Copy every line of the material below word for word, leaving out the pictures.

── RECORD SET

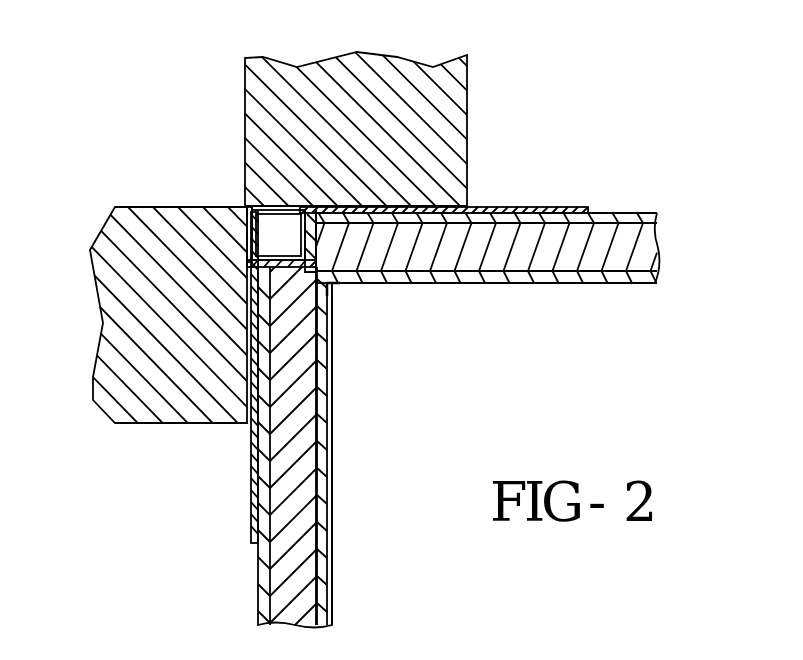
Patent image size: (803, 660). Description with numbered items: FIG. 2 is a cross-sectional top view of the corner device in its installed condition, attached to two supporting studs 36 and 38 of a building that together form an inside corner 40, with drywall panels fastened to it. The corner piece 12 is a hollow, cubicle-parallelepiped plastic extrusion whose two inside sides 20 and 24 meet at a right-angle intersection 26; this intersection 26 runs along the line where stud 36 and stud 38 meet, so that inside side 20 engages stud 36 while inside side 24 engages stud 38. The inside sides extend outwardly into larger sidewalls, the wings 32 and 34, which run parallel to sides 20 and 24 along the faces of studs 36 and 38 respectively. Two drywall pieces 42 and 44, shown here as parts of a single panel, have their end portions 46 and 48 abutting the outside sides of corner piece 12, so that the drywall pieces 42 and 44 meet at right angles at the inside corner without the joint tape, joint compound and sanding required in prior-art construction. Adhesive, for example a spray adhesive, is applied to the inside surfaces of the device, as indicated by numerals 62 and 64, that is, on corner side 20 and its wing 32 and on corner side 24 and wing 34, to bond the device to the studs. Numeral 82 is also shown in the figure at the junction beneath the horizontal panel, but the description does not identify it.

The corner piece 12 is at (317, 337).
The inside side 20 is at (253, 205).
The inside side 24 is at (243, 206).
The intersection 26 is at (250, 210).
The inside corner 40 is at (157, 206).
The wing 32 is at (545, 205).
The wing 34 is at (250, 468).
The stud 36 is at (375, 147).
The stud 38 is at (196, 332).
The drywall piece 42 is at (585, 253).
The drywall piece 44 is at (296, 532).
The end portion 46 is at (292, 204).
The end portion 48 is at (262, 263).
The adhesive 62 is at (433, 208).
The adhesive 64 is at (268, 405).
The adhesive fillet 82 is at (335, 292).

────

▶ EXERCISE RESPONSE
Patent image size: (803, 660). Description with numbered items: FIG. 2 is a cross-sectional top view of the corner device in its installed condition, attached to two supporting studs 36 and 38 of a building that together form an inside corner 40, with drywall panels fastened to it. The corner piece 12 is a hollow, cubicle-parallelepiped plastic extrusion whose two inside sides 20 and 24 meet at a right-angle intersection 26; this intersection 26 runs along the line where stud 36 and stud 38 meet, so that inside side 20 engages stud 36 while inside side 24 engages stud 38. The inside sides extend outwardly into larger sidewalls, the wings 32 and 34, which run parallel to sides 20 and 24 along the faces of studs 36 and 38 respectively. Two drywall pieces 42 and 44, shown here as parts of a single panel, have their end portions 46 and 48 abutting the outside sides of corner piece 12, so that the drywall pieces 42 and 44 meet at right angles at the inside corner without the joint tape, joint compound and sanding required in prior-art construction. Adhesive, for example a spray adhesive, is applied to the inside surfaces of the device, as indicated by numerals 62 and 64, that is, on corner side 20 and its wing 32 and on corner side 24 and wing 34, to bond the device to the studs. Numeral 82 is also shown in the figure at the junction beneath the horizontal panel, but the description does not identify it.

The corner piece 12 is at (317, 337).
The inside side 20 is at (253, 205).
The inside side 24 is at (243, 206).
The intersection 26 is at (250, 210).
The inside corner 40 is at (157, 206).
The wing 32 is at (545, 205).
The wing 34 is at (250, 468).
The stud 36 is at (375, 147).
The stud 38 is at (196, 332).
The drywall piece 42 is at (585, 253).
The drywall piece 44 is at (296, 532).
The end portion 46 is at (292, 204).
The end portion 48 is at (262, 263).
The adhesive 62 is at (433, 208).
The adhesive 64 is at (268, 405).
The adhesive fillet 82 is at (335, 292).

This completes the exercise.